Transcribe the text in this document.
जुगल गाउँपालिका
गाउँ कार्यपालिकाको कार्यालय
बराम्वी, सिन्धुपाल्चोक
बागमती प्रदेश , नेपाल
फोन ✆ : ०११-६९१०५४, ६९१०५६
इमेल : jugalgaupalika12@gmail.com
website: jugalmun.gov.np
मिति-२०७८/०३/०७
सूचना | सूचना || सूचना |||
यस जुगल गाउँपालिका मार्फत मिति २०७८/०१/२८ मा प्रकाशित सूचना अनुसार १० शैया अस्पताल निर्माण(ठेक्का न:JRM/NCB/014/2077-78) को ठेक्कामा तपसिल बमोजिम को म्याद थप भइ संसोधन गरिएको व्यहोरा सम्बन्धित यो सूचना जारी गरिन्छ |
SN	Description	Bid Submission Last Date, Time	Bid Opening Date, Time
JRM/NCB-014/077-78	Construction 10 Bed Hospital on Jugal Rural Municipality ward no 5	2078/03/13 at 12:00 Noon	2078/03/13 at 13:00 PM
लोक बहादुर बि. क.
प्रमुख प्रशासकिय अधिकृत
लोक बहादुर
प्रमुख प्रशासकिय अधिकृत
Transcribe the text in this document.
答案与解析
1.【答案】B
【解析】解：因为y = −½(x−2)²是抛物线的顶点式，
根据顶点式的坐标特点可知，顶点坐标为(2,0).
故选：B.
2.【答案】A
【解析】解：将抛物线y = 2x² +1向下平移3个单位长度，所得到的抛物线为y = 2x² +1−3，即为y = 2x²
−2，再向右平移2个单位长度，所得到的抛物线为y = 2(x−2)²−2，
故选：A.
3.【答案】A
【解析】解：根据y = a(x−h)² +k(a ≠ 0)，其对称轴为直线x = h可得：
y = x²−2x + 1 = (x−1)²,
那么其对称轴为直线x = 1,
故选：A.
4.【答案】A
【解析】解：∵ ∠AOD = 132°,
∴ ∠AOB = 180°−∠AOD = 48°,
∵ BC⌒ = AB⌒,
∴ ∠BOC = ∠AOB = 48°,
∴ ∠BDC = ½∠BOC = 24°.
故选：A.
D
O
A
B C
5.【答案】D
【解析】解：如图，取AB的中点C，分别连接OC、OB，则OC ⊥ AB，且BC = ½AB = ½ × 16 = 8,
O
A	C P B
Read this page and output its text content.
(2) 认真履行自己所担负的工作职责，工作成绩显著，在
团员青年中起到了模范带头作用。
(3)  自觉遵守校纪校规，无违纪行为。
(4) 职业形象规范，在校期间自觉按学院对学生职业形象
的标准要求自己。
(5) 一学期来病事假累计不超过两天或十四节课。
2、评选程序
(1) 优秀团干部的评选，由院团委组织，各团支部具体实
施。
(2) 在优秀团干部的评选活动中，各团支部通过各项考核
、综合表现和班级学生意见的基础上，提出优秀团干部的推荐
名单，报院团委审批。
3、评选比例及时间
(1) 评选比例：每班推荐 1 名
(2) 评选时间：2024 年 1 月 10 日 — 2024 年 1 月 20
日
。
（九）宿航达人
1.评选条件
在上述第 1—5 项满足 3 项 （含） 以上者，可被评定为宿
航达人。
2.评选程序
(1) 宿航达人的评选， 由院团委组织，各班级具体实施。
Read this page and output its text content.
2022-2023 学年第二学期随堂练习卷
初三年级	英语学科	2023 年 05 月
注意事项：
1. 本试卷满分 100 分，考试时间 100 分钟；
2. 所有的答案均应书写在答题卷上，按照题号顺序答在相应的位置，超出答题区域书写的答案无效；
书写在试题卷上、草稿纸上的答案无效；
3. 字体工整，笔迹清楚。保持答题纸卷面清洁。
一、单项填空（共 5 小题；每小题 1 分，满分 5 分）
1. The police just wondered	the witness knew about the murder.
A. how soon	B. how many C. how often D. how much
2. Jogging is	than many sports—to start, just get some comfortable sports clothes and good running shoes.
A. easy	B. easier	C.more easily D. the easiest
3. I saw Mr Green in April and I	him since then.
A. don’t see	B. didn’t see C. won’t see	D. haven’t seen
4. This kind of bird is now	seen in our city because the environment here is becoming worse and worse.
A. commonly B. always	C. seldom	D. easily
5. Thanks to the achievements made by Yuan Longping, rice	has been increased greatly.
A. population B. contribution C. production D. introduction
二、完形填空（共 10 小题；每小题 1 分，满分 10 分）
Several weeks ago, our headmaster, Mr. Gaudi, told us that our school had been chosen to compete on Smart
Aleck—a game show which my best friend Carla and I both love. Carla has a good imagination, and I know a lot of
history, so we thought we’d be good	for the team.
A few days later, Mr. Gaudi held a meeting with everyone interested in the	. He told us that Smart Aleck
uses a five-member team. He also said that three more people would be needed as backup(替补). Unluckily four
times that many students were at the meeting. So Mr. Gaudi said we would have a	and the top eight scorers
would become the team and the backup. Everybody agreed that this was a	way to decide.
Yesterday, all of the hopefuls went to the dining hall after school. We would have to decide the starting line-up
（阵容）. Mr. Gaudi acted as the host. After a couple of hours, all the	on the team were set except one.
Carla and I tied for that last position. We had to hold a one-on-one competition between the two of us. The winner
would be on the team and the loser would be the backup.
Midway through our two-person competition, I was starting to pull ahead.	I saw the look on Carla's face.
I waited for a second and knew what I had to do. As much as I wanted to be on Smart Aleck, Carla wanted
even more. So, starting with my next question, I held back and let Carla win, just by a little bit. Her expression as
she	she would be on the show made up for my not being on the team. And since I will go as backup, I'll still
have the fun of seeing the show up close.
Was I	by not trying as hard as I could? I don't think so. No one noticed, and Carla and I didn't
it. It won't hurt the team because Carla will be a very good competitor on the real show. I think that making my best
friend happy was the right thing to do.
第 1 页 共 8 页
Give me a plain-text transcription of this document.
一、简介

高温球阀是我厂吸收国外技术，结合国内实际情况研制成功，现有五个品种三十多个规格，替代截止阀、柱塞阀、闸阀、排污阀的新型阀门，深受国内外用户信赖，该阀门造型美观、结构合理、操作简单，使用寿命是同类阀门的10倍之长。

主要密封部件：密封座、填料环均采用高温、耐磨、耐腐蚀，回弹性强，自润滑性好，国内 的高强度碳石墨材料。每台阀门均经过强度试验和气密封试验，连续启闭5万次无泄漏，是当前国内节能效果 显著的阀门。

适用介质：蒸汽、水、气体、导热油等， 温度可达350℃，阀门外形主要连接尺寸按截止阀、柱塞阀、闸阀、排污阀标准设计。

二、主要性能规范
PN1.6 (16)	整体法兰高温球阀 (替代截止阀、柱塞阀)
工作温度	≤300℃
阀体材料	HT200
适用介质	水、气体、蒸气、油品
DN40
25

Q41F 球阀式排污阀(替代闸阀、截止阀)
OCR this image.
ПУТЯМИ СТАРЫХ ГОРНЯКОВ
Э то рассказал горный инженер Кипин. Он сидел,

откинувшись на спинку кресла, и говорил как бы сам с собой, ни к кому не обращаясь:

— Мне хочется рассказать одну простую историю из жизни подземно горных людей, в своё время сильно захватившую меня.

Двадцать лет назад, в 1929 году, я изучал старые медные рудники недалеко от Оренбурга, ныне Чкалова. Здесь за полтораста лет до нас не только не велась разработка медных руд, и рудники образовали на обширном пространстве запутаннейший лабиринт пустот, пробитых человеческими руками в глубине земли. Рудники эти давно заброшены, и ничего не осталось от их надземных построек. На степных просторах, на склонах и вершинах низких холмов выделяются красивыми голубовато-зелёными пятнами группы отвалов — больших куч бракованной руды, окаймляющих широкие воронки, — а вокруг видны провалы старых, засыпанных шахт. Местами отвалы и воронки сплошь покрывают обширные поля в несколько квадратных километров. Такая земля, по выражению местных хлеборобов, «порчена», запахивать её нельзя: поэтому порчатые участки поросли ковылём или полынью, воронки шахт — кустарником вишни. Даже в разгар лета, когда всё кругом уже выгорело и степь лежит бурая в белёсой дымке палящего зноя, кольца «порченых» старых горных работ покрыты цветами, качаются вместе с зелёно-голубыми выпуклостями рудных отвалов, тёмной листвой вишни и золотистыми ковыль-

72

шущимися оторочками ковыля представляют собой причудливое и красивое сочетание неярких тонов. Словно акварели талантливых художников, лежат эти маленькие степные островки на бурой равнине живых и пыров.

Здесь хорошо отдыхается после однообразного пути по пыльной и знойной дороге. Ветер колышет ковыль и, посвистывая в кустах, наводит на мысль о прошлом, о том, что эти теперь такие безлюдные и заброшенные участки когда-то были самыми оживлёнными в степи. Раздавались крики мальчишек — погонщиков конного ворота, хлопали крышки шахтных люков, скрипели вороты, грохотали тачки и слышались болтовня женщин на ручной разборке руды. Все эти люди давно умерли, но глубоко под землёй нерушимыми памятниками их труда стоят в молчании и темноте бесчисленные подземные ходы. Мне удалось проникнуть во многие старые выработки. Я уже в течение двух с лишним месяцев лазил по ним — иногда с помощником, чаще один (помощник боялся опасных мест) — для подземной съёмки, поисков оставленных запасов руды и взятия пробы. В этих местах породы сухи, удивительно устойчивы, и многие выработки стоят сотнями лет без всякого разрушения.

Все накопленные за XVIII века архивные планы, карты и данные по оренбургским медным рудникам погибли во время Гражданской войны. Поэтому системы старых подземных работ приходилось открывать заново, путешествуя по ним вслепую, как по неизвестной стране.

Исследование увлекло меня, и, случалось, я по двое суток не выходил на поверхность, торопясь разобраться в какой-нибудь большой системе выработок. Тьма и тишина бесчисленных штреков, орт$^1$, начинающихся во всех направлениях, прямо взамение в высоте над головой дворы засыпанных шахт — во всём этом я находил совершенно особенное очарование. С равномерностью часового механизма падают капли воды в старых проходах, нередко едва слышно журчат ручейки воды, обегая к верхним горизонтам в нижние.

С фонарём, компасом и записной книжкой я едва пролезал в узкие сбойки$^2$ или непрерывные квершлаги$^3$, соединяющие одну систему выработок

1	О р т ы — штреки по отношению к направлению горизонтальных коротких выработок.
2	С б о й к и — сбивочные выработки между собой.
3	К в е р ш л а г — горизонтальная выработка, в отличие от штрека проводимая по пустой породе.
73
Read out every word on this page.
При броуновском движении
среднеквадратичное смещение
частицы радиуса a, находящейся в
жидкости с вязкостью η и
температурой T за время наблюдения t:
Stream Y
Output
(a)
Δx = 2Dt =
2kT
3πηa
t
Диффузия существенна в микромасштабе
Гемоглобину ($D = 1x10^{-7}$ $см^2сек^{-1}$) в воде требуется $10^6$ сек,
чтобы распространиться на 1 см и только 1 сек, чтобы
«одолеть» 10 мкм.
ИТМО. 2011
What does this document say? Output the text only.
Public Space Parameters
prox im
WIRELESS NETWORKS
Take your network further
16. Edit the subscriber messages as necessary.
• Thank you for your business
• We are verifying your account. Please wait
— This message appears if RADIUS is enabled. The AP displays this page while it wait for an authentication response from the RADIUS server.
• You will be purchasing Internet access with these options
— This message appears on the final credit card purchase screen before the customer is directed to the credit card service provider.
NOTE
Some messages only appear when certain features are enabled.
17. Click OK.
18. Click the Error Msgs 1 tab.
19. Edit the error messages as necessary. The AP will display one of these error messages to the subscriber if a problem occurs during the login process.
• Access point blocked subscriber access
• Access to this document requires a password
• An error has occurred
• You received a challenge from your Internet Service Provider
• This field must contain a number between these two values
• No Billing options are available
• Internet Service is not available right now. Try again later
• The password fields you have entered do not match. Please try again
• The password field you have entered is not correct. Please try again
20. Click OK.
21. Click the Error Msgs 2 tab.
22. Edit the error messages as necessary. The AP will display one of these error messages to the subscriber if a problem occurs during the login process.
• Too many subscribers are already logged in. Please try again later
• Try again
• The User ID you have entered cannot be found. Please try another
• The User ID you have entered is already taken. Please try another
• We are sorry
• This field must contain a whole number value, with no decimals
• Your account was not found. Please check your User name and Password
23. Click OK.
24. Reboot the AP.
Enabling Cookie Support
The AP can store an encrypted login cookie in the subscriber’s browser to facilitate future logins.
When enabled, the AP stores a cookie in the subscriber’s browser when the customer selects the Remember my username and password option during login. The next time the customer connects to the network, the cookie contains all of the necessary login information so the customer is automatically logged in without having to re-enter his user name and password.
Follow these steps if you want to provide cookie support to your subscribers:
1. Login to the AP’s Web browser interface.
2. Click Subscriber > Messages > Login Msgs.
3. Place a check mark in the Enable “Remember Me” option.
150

**Aim of the exercise**
Above are several records. Count the lines among them that contain "problem" and give only the total.

**Answer below**
2